-- Source text --
Anarchism Without Adjectives

Schematic designs for a new society seem to be really popular among

self-described anarchists of all stripes. On the Right, we have

Rothbard’s model for an entire society modelled whole-cloth on a

“libertarian law code” deduced from axioms like self-ownership and the

non-aggression principle. Within the historic anarchist movement of the

Left, we have uniform templates like syndicalism or Kropotkinist

communism. And the same tendency can be found among quasi-anarchistic

libertarian socialist models like De Leonism and the World Socialist

Movement; the latter assumes the creation of a communist society by

persuading all the countries in the world to vote in their precise model

of social organization through the political process, within a short

time frame. And if all this isn’t bad enough there’s Parecon, for god’s

sake.

The “anarchism without adjectives” position was a reaction to this kind

of doctrinaire model-building, and the resulting conflicts between the

proponents of various totalizing blueprints for society — most notably

the late-19th century conflict between individualists, represented by

Benjamin Tucker, and communists, represented by Johann Most. Although

the term was first used by a couple of Spanish anarchists, Ricardo Mella

and Fernando Terrida del Marmol (whom Voltairine de Cleyre met in London

in 1897). Errico Malatesta and Max Nettlau adopted the position, and de

Cleyre and Dyer Lum became its most visible American proponents. The

basic idea was that anarchists should stop feuding over the specific

economic model of a future anarchist society, and leave that for people

to work out for themselves as they saw fit. Economic ideas like

Proudhon’s mutualism, Tucker’s individualist free enterprise and

Kropotkin’s communism were complementary, and in a post-state society a

hundred flowers would bloom from one locality, one social grouping, to

the next.

David Graeber has argued for something like this. He expresses

skepticism that anything like anarcho-capitalism could exist for very

long on a significant scale, with a large number of people willingly

working as wage laborers for a minority, so long as access to the means

of production is relatively easy and there are no cops to exclude people

from vacant land. After all, Robinson Crusoe’s “master” relationship

over Friday depended on him having already “appropriated” the entire

island and having a gun. But so long as economic arrangements are a

matter of negotiation between equals, and nobody’s in a position to call

in men with guns to enforce their will on others, he’s happy to just

wait and see what happens.

So what can we say about the general outlines of a stateless society?

First, it will emerge as a result of the ongoing exhaustion, hollowing

out and retreat of large hierarchical institutions like state,

corporation, large bureaucratic university, etc. It will generally be

based on some kind of horizontalism (prefigured by movements like the

Arab Spring, M15 and Occupy) combined with self-managed local

institutions. Second, its building blocks will be the

counter-institutions cropping up everywhere even now to fill the void

left as state and corporation erode: Community gardens, permaculture,

squats, hackerspaces, alternative currency systems, commons-based peer

production, the sharing economy, and in general all forms of social

organization based on voluntary cooperation and new ultra-efficient

technologies of small-scale production. And third, to the extent that it

reflects any common ideology at all, it will be an attachment to values

like personal autonomy, freedom, cooperation and social solidarity. But

the specifics will be worked out in a thousand particular ways, far too

diverse to be encompassed by any verbal model like “communism” or

“markets” (in the sense of the cash nexus).

-- Provided material --

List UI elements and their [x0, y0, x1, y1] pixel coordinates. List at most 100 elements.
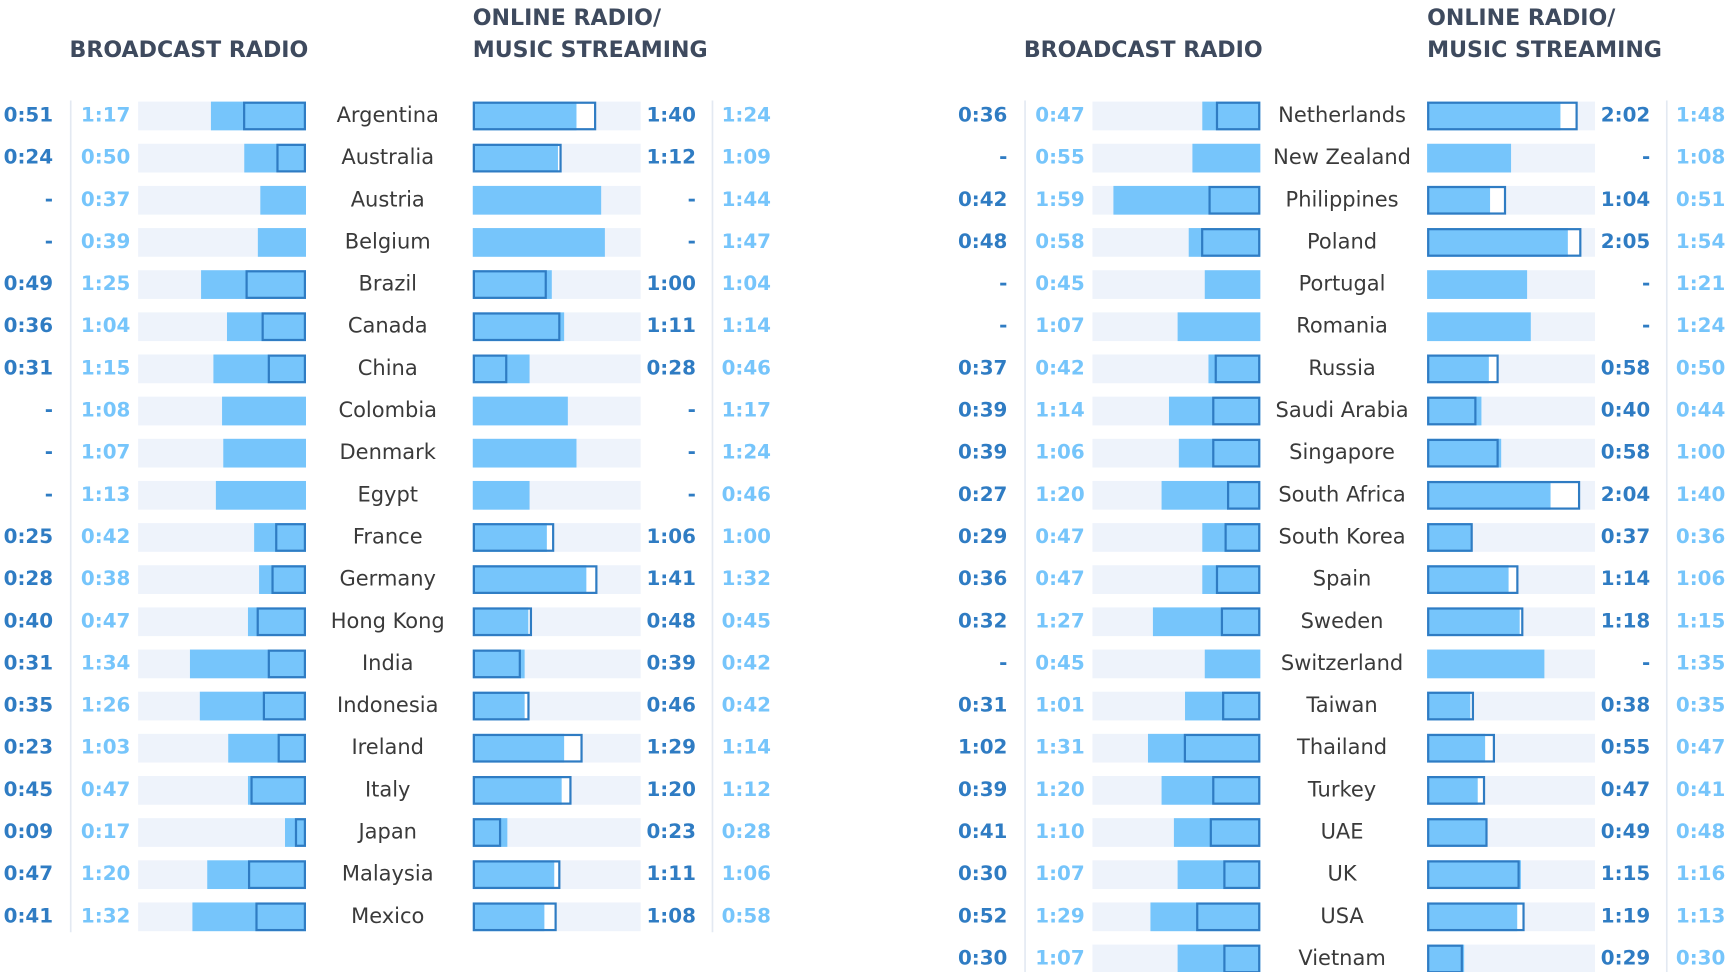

-- Problem description --
According to the text on anarchism without adjectives, which two Spanish anarchists first used the term? The data may be set aside; they are not required.

-- Problem solution --
Ricardo Mella and Fernando Terrida del Marmol.